[A block of data]
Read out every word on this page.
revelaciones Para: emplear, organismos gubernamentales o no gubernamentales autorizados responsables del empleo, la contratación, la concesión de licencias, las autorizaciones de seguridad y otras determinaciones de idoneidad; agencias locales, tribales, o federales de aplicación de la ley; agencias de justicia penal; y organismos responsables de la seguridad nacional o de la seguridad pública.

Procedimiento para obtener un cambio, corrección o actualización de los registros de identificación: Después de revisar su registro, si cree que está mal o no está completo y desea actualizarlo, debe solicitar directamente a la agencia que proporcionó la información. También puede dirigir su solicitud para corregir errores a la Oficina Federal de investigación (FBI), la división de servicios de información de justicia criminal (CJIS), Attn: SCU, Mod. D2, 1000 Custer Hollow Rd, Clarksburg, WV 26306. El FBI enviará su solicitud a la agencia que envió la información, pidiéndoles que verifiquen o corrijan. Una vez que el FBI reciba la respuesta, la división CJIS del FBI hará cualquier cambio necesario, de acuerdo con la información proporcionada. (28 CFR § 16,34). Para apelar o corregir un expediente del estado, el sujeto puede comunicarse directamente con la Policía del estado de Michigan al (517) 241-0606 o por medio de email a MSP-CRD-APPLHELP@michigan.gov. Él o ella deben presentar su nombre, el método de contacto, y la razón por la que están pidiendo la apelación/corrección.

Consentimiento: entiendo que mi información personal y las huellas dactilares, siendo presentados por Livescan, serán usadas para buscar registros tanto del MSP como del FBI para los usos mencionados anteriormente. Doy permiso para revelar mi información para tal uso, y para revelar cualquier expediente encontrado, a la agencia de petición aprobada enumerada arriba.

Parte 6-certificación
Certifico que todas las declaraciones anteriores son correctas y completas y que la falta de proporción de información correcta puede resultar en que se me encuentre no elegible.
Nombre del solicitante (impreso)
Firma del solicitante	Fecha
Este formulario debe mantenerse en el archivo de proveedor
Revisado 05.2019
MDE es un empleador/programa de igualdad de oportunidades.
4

◆ **YOUR TASK**:
Find the lines above that contain the word "puede" and collect them.

◆ **ANSWER FOR THE TASK**:
Procedimiento para obtener un cambio, corrección o actualización de los registros de identificación: Después de revisar su registro, si cree que está mal o no está completo y desea actualizarlo, debe solicitar directamente a la agencia que proporcionó la información. También puede dirigir su solicitud para corregir errores a la Oficina Federal de investigación (FBI), la división de servicios de información de justicia criminal (CJIS), Attn: SCU, Mod. D2, 1000 Custer Hollow Rd, Clarksburg, WV 26306. El FBI enviará su solicitud a la agencia que envió la información, pidiéndoles que verifiquen o corrijan. Una vez que el FBI reciba la respuesta, la división CJIS del FBI hará cualquier cambio necesario, de acuerdo con la información proporcionada. (28 CFR § 16,34). Para apelar o corregir un expediente del estado, el sujeto puede comunicarse directamente con la Policía del estado de Michigan al (517) 241-0606 o por medio de email a MSP-CRD-APPLHELP@michigan.gov. Él o ella deben presentar su nombre, el método de contacto, y la razón por la que están pidiendo la apelación/corrección.
Certifico que todas las declaraciones anteriores son correctas y completas y que la falta de proporción de información correcta puede resultar en que se me encuentre no elegible.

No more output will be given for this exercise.